**Text to read**
● ● ● ● ● ● ●
Re: serious networking (em) performance (ggate and NFS) problem

From: Andre Oppermann <andre_at_freebsd.org>
Date: Thu, 25 Nov 2004 19:48:19 +0100
Robert Watson wrote:
> On Sun, 21 Nov 2004, Sean McNeil wrote:
> 
>>I have to disagree.  Packet loss is likely according to some of my
>>tests.  With the re driver, no change except placing a 100BT setup with
>>no packet loss to a gigE setup (both linksys switches) will cause
>>serious packet loss at 20Mbps data rates.  I have discovered the only
>>way to get good performance with no packet loss was to
>>
>>1) Remove interrupt moderation
>>2) defrag each mbuf that comes in to the driver.
> 
> Sounds like you're bumping into a queue limit that is made worse by
> interrupting less frequently, resulting in bursts of packets that are
> relatively large, rather than a trickle of packets at a higher rate.
> Perhaps a limit on the number of outstanding descriptors in the driver or
> hardware and/or a limit in the netisr/ifqueue queue depth.  You might try
> changing the default IFQ_MAXLEN from 50 to 128 to increase the size of the
> ifnet and netisr queues.  You could also try setting net.isr.enable=1 to
> enable direct dispatch, which in the in-bound direction would reduce the
> number of context switches and queueing.  It sounds like the device driver
> has a limit of 256 receive and transmit descriptors, which one supposes is
> probably derived from the hardware limit, but I have no documentation on
> hand so can't confirm that.
● ● ● ● ● ● ●
**What is needed**
Reproduce the stretch of the mailing-list post from "From: Andre Oppermann" through "to the driver." word for word. None of the items are needed for this work.

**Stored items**
● ● ● ● ● ● ●
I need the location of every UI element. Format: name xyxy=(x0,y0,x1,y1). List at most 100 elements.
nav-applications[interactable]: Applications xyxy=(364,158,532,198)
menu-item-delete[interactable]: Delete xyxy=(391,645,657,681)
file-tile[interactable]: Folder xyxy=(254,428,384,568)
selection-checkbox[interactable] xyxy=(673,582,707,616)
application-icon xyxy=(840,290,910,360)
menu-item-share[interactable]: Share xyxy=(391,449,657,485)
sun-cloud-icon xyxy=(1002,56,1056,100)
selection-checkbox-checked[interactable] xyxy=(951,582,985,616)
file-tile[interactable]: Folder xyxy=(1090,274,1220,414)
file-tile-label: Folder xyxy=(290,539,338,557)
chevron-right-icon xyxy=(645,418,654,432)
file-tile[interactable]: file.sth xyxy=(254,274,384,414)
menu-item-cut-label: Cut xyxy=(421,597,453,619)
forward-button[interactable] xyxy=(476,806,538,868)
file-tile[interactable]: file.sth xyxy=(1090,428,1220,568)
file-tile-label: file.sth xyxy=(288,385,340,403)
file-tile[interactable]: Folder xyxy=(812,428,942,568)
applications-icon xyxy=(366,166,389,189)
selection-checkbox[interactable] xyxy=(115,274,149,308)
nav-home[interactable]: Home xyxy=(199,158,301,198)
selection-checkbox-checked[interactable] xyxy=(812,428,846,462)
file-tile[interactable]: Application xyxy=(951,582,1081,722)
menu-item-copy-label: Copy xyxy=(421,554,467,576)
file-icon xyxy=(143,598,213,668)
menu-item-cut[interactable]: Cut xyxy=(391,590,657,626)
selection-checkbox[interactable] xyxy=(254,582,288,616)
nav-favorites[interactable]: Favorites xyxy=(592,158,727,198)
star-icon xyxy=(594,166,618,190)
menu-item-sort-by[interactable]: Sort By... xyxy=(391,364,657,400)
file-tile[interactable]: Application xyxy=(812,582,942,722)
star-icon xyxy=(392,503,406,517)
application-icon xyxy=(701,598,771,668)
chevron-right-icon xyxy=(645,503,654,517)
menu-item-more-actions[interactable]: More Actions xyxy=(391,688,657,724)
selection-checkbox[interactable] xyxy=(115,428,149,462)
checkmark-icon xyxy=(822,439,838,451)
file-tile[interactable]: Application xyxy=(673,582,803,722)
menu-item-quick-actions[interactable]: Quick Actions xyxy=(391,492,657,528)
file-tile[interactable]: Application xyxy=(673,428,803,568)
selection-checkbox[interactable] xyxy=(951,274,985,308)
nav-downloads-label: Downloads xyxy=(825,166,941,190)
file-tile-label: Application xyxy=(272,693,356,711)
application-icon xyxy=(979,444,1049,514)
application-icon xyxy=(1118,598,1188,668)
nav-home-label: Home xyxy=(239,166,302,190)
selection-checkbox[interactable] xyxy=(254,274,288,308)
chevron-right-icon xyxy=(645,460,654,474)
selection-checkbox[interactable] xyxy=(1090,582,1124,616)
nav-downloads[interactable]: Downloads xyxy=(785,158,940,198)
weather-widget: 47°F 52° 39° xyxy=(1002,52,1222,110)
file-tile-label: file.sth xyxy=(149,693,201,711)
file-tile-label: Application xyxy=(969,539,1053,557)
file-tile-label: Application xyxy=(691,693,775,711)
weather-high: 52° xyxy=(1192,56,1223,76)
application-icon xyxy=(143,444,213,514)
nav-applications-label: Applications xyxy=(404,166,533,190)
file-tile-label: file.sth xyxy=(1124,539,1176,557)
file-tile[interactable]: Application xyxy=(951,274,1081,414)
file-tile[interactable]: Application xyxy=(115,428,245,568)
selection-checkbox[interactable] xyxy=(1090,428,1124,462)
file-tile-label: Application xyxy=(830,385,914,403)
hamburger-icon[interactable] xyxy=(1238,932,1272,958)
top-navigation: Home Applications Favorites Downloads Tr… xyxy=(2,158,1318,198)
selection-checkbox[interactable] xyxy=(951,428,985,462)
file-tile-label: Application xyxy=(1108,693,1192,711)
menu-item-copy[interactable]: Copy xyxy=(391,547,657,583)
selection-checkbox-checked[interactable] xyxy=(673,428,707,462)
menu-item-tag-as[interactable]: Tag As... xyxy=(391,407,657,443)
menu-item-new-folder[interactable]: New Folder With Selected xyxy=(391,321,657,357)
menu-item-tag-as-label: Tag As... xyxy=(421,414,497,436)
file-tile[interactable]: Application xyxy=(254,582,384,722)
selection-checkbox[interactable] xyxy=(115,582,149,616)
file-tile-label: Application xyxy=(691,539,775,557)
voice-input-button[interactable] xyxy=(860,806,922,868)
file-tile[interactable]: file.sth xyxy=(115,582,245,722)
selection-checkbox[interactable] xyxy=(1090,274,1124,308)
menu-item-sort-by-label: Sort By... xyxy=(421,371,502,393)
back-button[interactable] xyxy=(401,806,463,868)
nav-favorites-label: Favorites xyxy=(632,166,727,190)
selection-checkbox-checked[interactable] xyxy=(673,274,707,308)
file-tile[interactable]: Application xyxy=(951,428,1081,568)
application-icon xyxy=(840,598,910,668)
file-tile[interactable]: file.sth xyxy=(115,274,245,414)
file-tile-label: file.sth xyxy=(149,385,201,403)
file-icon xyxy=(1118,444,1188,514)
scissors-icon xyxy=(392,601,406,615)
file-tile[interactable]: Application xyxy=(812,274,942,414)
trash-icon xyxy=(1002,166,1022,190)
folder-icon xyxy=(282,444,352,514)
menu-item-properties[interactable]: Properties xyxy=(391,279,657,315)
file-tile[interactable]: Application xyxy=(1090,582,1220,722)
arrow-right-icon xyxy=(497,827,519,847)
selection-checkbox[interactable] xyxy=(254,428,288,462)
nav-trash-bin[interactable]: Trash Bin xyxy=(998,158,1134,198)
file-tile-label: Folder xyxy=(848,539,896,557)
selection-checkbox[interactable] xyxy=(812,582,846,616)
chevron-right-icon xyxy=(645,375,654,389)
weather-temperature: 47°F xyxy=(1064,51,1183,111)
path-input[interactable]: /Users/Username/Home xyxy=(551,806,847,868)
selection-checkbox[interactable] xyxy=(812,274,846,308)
● ● ● ● ● ● ●
**Complete answer**
From: Andre Oppermann <andre_at_freebsd.org>
Date: Thu, 25 Nov 2004 19:48:19 +0100
Robert Watson wrote:
> On Sun, 21 Nov 2004, Sean McNeil wrote:
> 
>>I have to disagree.  Packet loss is likely according to some of my
>>tests.  With the re driver, no change except placing a 100BT setup with
>>no packet loss to a gigE setup (both linksys switches) will cause
>>serious packet loss at 20Mbps data rates.  I have discovered the only
>>way to get good performance with no packet loss was to
>>
>>1) Remove interrupt moderation
>>2) defrag each mbuf that comes in to the driver.